◆ **WHAT IS EXPECTED**: Skip every image and restate the data word for word.

•••

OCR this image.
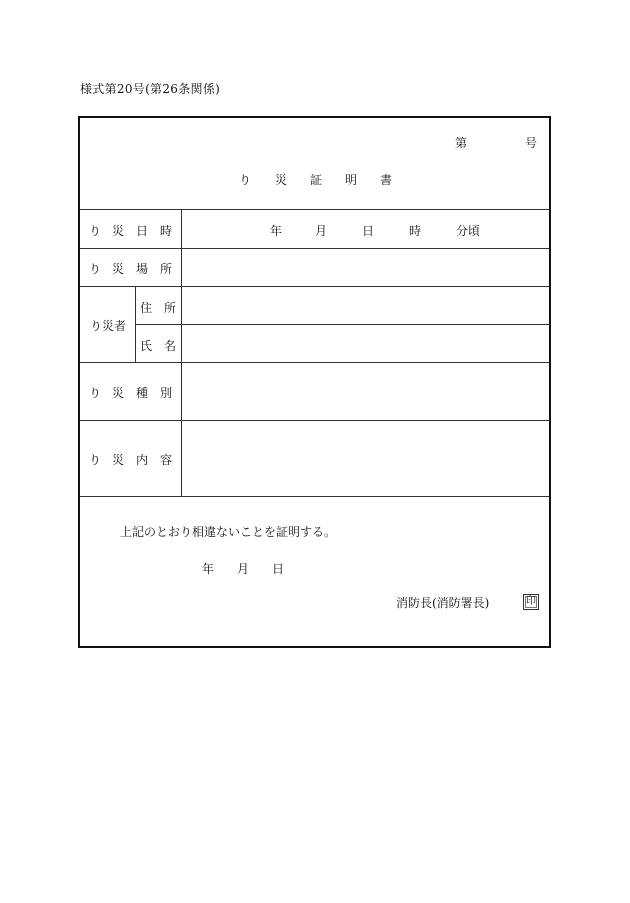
様式第20号(第26条関係)
第	号
り 災 証 明 書
り 災 日 時	年	月	日	時	分頃
り 災 場 所
り災者
住 所
氏 名
り 災 種 別
り 災 内 容
上記のとおり相違ないことを証明する。
年 月 日
消防長(消防署長)	印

•••

◆ **SOLUTION TO THIS TASK**:
OCR this image.
様式第20号(第26条関係)
第	号
り 災 証 明 書
り 災 日 時	年	月	日	時	分頃
り 災 場 所
り災者
住 所
氏 名
り 災 種 別
り 災 内 容
上記のとおり相違ないことを証明する。
年 月 日
消防長(消防署長)	印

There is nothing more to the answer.